Document excerpt:
=== Section Start ===

Death Row Inmates Challenge Arkansas’s New Nitrogen Execution Law
Death row inmates in Arkansas are challenging Act 302, the new law authorizing executions by nitrogen gas. The lawsuit raises constitutional and ethical concerns over the method’s potential for suffering.

While authoritarian governments, and some Islamic countries as well, treat executions as little more than an extension of governance, liberal democracies face the practice in a far more unsettled way. Capital punishment remains a source of unease, argued in legislatures and tested in courts, caught between the pull of tradition and the weight of conscience.
Where the death penalty persists, it raises questions that defy simple answers. Should a modern society continue to claim the right to kill? And if so, how can it carry out that act without betraying its own ideals of dignity and restraint?
In recent decades, states that retain capital punishment have often reframed their laws in the language of mercy, searching for methods that promise less pain, if not true gentleness. What was once defended as a stark warning, with an execution presented as deterrent and even as spectacle, has shifted toward a quieter reasoning: that even in a condemned person’s final moments, the state should present itself as humane.
Arkansas Finds a Way to Execute
Arkansas is among the states where capital punishment remains legal, and debate over how it should be carried out continues. In March, lawmakers passed Act 302, authorizing nitrogen gas as a new execution method. State officials have promoted the approach as modern, quick, and painless.
Not everyone agrees. Several inmates on death row have filed a legal challenge, warning that the law could subject them to unnecessary suffering. They argue that even those sentenced to die are entitled to a process that is as humane as possible.

=== Section End ===

Task details: Transcribe the article on the challenge to Arkansas's nitrogen execution law, word for word and in full.

Study material:
=== Section Start ===

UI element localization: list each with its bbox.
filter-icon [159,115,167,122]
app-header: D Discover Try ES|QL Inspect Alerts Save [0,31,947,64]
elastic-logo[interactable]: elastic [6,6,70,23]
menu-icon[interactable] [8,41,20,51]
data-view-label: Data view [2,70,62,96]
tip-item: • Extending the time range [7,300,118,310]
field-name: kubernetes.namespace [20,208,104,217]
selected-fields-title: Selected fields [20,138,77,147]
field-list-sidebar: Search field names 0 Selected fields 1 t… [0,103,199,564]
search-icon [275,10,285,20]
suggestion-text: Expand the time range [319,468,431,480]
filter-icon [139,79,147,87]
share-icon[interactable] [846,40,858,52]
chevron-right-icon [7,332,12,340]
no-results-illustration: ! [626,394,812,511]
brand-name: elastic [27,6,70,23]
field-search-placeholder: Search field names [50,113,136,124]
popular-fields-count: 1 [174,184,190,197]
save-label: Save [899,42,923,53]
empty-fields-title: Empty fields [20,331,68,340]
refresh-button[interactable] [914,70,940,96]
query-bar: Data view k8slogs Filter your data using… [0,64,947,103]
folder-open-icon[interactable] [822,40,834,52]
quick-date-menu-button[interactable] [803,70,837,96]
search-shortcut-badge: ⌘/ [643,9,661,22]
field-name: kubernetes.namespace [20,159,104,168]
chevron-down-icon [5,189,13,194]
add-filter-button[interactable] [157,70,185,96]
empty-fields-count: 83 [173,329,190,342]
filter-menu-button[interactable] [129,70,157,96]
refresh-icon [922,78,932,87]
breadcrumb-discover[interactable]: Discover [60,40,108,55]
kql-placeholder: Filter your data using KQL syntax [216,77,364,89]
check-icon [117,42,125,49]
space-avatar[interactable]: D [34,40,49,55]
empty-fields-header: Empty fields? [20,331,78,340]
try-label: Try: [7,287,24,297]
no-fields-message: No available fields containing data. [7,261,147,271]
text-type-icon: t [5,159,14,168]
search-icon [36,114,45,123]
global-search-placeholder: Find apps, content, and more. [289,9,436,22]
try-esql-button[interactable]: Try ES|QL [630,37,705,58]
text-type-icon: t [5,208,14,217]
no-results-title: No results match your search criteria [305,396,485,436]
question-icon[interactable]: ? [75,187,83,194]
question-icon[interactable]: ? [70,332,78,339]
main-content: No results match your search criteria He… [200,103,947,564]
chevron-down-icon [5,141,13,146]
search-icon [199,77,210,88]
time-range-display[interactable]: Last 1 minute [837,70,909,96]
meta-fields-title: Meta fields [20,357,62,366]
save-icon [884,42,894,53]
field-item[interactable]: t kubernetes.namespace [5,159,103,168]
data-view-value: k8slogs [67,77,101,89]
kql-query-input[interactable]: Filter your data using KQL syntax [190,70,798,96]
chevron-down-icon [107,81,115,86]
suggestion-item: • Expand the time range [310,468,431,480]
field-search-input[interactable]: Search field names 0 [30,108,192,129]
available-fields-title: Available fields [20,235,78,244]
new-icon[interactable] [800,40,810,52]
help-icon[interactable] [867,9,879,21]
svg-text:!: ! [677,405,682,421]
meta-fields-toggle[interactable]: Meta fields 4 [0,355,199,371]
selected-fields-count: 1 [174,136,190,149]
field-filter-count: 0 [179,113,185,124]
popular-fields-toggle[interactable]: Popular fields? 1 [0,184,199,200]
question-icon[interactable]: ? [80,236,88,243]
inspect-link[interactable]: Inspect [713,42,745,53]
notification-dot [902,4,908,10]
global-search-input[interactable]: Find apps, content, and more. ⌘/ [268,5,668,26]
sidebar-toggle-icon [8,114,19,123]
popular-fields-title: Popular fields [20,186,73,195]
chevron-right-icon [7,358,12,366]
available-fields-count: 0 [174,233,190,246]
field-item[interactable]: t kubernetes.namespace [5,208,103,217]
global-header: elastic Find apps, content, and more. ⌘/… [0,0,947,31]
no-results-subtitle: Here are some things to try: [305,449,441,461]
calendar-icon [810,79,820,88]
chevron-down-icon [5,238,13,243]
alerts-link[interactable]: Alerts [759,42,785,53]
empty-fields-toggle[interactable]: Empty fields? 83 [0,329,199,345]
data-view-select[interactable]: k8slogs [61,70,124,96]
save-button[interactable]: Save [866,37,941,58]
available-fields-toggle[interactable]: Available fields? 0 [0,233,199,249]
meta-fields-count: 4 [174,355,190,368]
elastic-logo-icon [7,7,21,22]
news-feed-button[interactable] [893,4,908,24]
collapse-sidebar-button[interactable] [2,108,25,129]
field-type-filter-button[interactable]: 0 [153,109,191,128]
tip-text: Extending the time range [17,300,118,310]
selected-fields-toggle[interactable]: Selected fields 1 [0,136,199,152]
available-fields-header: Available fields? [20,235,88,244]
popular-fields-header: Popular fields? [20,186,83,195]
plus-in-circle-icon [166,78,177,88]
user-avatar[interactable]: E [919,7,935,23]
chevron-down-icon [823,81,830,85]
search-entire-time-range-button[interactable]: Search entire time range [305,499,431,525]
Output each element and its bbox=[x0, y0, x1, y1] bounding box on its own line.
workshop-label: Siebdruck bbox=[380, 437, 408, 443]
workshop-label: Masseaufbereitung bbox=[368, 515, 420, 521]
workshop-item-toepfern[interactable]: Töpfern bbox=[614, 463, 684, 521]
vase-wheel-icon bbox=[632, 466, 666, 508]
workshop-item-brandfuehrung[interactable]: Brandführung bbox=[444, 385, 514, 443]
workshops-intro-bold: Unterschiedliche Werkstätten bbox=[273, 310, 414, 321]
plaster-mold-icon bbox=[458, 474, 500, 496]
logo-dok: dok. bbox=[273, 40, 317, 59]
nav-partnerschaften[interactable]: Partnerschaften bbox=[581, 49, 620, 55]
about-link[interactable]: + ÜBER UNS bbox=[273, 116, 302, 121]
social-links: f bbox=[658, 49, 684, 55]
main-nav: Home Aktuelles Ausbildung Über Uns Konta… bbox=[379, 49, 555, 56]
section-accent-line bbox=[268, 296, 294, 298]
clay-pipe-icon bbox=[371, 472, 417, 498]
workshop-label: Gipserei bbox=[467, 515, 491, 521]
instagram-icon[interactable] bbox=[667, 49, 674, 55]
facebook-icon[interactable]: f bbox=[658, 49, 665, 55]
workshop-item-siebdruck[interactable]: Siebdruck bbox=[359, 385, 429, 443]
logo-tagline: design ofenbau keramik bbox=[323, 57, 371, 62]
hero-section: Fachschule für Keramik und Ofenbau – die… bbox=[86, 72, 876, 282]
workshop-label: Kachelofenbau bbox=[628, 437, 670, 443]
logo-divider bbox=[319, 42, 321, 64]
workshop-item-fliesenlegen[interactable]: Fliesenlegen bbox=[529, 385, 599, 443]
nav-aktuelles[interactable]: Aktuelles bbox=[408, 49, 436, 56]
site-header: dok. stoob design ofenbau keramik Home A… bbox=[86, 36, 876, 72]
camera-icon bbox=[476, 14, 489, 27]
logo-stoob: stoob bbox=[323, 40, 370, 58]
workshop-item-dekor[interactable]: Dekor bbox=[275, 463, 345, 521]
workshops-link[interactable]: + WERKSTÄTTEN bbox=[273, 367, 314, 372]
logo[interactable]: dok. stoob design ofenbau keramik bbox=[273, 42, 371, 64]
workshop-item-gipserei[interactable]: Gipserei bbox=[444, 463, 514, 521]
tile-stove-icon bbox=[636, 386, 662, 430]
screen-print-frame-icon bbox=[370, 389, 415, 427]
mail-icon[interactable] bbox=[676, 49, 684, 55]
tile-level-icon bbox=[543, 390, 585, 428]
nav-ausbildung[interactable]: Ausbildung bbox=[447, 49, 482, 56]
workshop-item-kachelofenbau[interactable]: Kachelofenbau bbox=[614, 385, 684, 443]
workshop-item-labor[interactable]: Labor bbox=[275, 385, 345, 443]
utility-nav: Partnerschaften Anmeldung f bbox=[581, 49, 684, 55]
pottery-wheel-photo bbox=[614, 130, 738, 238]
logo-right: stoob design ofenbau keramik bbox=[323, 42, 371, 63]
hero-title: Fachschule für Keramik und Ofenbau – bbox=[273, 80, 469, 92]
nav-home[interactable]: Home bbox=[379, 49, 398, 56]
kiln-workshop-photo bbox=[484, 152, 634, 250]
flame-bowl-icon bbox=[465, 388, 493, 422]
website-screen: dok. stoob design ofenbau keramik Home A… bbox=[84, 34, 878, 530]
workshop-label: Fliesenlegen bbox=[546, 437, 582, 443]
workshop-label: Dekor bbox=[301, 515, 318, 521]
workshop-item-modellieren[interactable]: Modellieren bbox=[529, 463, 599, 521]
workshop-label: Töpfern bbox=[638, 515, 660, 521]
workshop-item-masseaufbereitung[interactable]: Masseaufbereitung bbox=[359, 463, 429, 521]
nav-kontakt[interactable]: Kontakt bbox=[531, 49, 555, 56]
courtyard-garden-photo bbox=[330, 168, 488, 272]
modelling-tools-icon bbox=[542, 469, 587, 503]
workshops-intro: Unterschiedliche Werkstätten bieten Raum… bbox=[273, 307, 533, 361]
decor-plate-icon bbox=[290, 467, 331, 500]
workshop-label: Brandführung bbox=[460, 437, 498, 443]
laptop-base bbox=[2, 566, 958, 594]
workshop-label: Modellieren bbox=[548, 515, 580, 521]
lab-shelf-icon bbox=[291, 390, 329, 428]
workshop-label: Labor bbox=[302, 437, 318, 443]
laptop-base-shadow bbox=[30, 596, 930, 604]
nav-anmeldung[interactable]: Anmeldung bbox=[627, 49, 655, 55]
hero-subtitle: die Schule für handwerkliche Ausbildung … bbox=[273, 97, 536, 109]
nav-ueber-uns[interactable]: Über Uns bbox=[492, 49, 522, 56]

=== Section End ===

Solution to the problem:
Death Row Inmates Challenge Arkansas’s New Nitrogen Execution Law
Death row inmates in Arkansas are challenging Act 302, the new law authorizing executions by nitrogen gas. The lawsuit raises constitutional and ethical concerns over the method’s potential for suffering.

While authoritarian governments, and some Islamic countries as well, treat executions as little more than an extension of governance, liberal democracies face the practice in a far more unsettled way. Capital punishment remains a source of unease, argued in legislatures and tested in courts, caught between the pull of tradition and the weight of conscience.
Where the death penalty persists, it raises questions that defy simple answers. Should a modern society continue to claim the right to kill? And if so, how can it carry out that act without betraying its own ideals of dignity and restraint?
In recent decades, states that retain capital punishment have often reframed their laws in the language of mercy, searching for methods that promise less pain, if not true gentleness. What was once defended as a stark warning, with an execution presented as deterrent and even as spectacle, has shifted toward a quieter reasoning: that even in a condemned person’s final moments, the state should present itself as humane.
Arkansas Finds a Way to Execute
Arkansas is among the states where capital punishment remains legal, and debate over how it should be carried out continues. In March, lawmakers passed Act 302, authorizing nitrogen gas as a new execution method. State officials have promoted the approach as modern, quick, and painless.
Not everyone agrees. Several inmates on death row have filed a legal challenge, warning that the law could subject them to unnecessary suffering. They argue that even those sentenced to die are entitled to a process that is as humane as possible.